Copy every line that mentions the word "content".

** START Records for the exercise **

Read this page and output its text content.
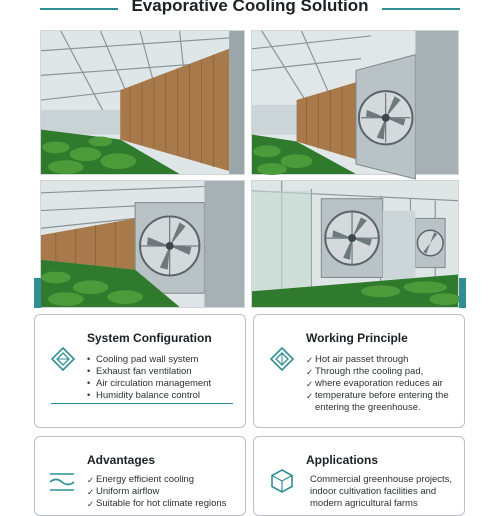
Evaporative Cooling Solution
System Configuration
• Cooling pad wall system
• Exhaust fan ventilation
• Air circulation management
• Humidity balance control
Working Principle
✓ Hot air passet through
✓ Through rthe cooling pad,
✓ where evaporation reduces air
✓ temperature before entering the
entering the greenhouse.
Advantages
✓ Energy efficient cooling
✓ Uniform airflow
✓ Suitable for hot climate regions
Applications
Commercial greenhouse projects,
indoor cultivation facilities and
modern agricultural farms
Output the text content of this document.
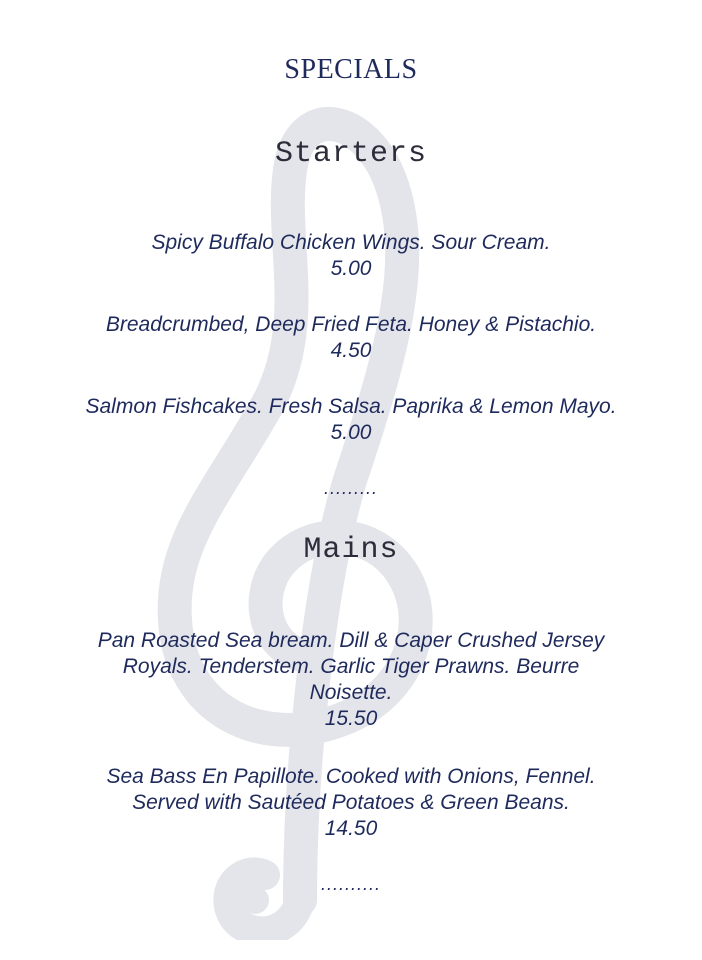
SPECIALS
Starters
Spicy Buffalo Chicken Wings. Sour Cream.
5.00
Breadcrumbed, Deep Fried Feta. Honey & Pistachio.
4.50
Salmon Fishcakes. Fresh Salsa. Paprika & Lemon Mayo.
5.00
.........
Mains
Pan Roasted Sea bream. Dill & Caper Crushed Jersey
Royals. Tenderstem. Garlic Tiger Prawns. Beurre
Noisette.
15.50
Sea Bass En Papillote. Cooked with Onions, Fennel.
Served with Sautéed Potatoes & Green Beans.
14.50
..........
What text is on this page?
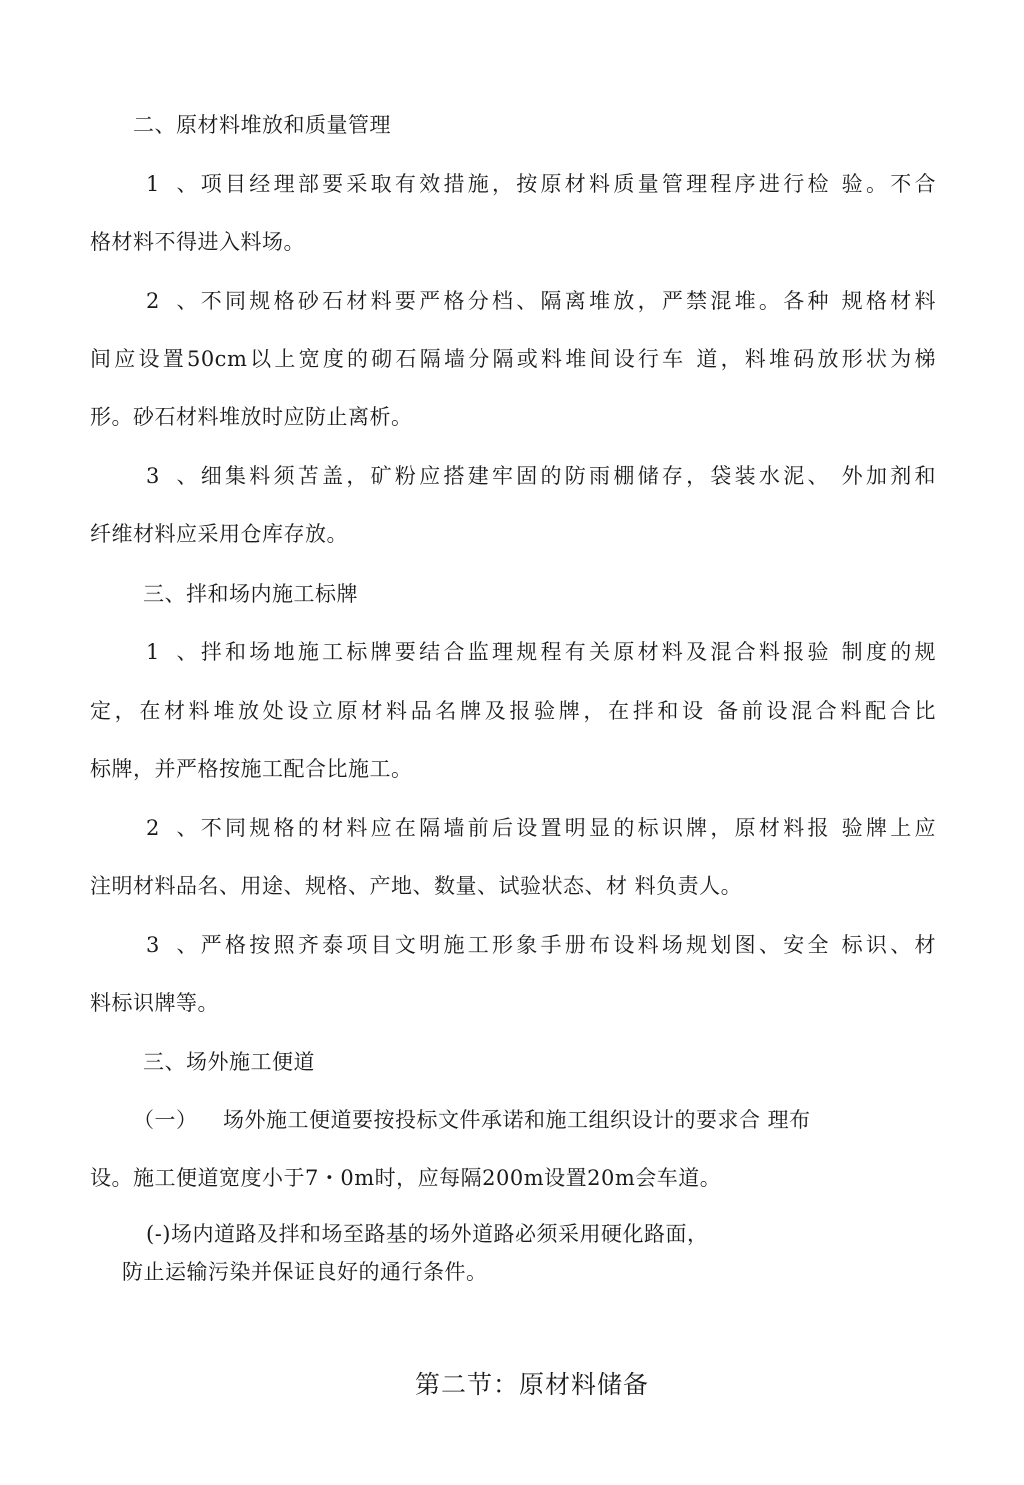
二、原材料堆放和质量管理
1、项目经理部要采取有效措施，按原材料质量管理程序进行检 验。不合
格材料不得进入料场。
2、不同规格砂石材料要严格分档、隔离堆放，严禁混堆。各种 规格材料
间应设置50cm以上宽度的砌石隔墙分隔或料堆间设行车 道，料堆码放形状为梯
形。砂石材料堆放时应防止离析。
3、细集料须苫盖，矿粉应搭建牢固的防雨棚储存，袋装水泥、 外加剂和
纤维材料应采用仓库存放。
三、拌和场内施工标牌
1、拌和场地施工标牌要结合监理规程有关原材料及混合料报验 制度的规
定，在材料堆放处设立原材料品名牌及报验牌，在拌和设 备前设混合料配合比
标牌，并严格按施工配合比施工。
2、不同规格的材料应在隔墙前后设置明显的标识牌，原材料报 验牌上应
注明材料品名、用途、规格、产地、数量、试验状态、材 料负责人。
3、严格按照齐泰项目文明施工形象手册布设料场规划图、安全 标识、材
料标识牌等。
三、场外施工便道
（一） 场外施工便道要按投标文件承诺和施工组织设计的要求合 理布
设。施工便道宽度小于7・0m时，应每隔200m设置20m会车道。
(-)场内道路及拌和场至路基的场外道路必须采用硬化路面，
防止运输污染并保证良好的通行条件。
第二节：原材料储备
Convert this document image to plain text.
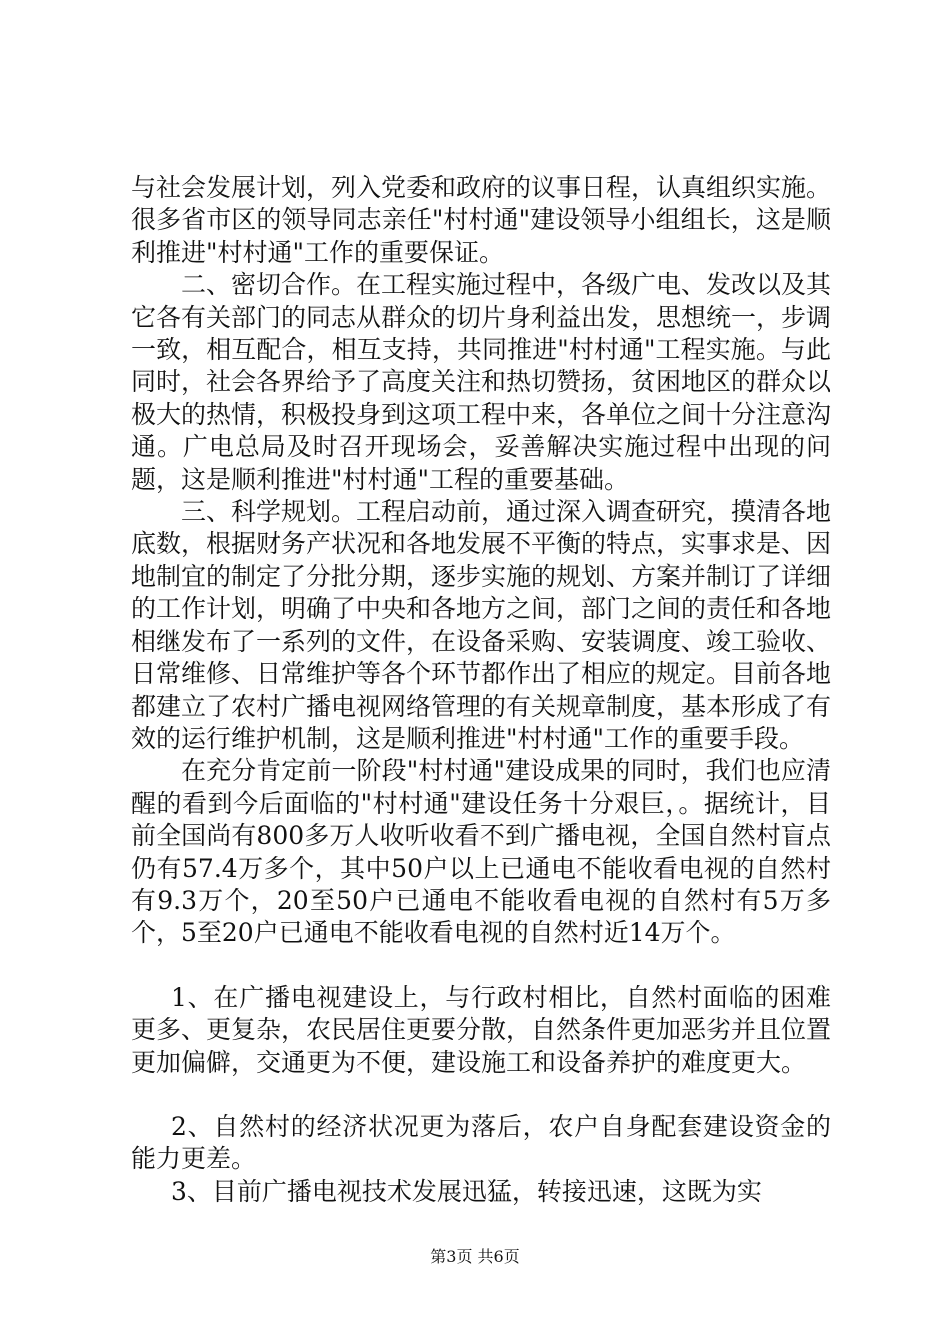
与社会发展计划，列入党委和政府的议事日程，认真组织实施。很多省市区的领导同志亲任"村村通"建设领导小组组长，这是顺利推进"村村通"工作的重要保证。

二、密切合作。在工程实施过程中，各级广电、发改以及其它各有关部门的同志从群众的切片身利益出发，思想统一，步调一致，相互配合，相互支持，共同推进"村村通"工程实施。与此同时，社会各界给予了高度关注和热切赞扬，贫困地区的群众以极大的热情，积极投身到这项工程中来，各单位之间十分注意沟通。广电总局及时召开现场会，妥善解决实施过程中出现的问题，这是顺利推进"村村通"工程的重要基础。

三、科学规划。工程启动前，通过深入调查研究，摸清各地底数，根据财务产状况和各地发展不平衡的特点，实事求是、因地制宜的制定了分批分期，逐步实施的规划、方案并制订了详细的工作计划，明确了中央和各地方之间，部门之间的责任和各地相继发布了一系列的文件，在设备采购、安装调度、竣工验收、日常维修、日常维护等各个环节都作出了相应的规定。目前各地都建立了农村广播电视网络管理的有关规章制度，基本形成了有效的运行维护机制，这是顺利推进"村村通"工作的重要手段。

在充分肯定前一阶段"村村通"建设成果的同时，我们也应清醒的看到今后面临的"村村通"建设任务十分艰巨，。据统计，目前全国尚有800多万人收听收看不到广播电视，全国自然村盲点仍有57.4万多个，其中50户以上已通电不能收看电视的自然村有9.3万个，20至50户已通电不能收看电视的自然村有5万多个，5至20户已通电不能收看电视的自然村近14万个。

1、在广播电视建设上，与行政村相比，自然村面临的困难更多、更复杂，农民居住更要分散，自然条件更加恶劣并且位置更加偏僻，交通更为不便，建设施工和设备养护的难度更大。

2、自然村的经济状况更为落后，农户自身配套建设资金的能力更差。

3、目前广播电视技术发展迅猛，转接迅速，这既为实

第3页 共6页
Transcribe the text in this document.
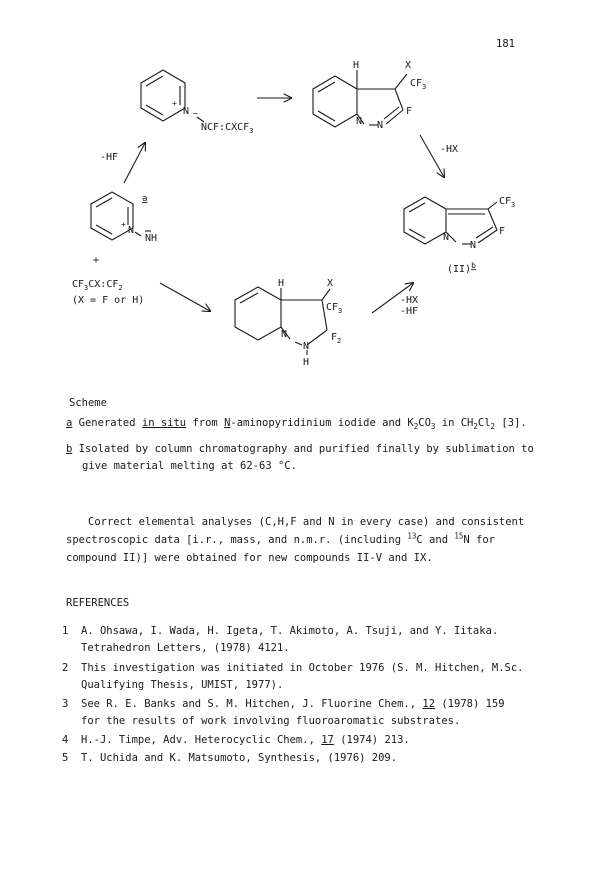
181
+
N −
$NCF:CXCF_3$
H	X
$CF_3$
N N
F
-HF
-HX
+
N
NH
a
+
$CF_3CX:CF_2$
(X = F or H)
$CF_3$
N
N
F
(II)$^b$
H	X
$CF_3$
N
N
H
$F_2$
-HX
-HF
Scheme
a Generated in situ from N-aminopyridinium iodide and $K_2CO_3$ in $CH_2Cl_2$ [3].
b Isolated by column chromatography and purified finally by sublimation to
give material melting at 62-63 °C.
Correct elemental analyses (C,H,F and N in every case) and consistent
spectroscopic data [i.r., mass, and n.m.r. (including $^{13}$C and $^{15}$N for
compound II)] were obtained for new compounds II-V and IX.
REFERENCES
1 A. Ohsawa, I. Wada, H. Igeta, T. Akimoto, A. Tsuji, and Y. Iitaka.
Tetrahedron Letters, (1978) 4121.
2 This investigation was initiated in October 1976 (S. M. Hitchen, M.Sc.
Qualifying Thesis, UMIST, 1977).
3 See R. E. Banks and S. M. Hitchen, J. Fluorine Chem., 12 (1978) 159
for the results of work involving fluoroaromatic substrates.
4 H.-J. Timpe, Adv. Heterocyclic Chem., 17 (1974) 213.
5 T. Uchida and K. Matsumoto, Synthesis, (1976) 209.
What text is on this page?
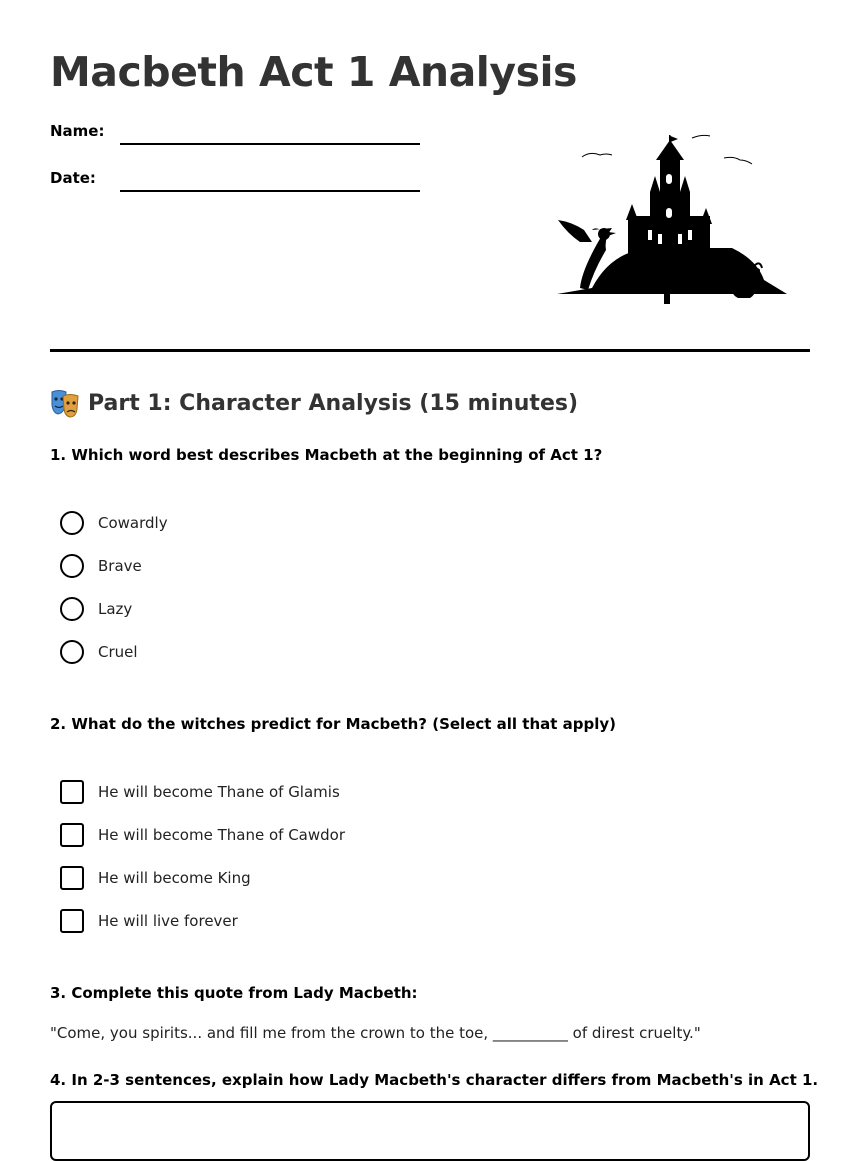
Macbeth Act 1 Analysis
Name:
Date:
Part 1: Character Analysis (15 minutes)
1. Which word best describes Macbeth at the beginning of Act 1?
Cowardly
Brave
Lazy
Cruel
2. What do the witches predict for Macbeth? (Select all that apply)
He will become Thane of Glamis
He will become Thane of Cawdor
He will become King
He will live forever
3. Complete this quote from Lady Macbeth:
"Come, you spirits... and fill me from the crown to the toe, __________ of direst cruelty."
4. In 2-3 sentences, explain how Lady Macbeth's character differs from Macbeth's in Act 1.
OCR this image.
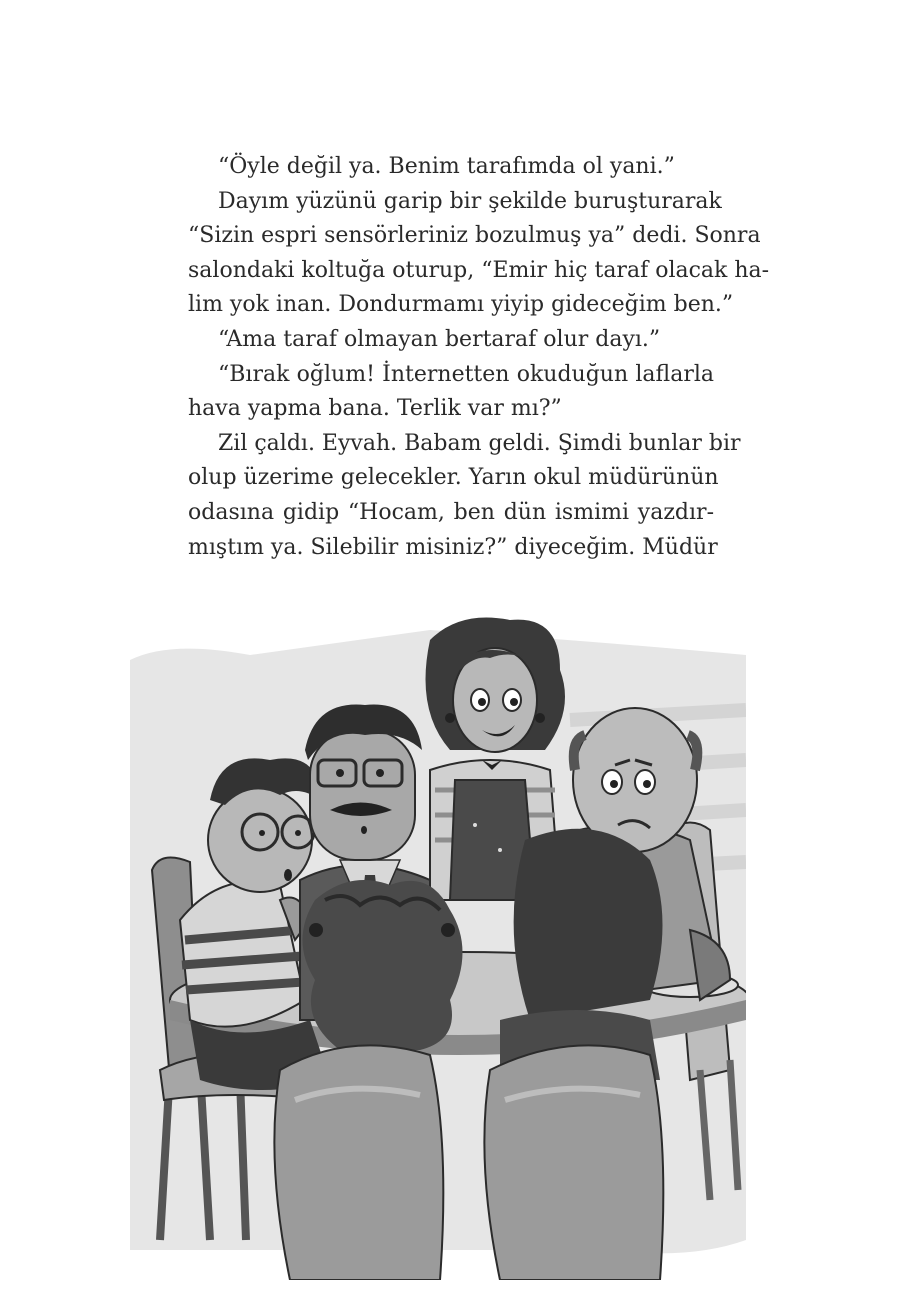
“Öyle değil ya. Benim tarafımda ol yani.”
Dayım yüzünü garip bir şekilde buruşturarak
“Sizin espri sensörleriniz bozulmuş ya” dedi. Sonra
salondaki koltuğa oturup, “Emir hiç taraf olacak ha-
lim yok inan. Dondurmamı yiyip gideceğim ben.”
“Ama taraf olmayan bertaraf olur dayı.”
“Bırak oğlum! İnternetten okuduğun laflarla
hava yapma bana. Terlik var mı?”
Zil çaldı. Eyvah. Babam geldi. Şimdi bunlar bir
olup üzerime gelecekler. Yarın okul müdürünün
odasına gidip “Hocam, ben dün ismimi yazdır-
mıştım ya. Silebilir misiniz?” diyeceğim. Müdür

** END Records for the exercise **

Written answer =>
Read this page and output its text content.
Output the text content of this document.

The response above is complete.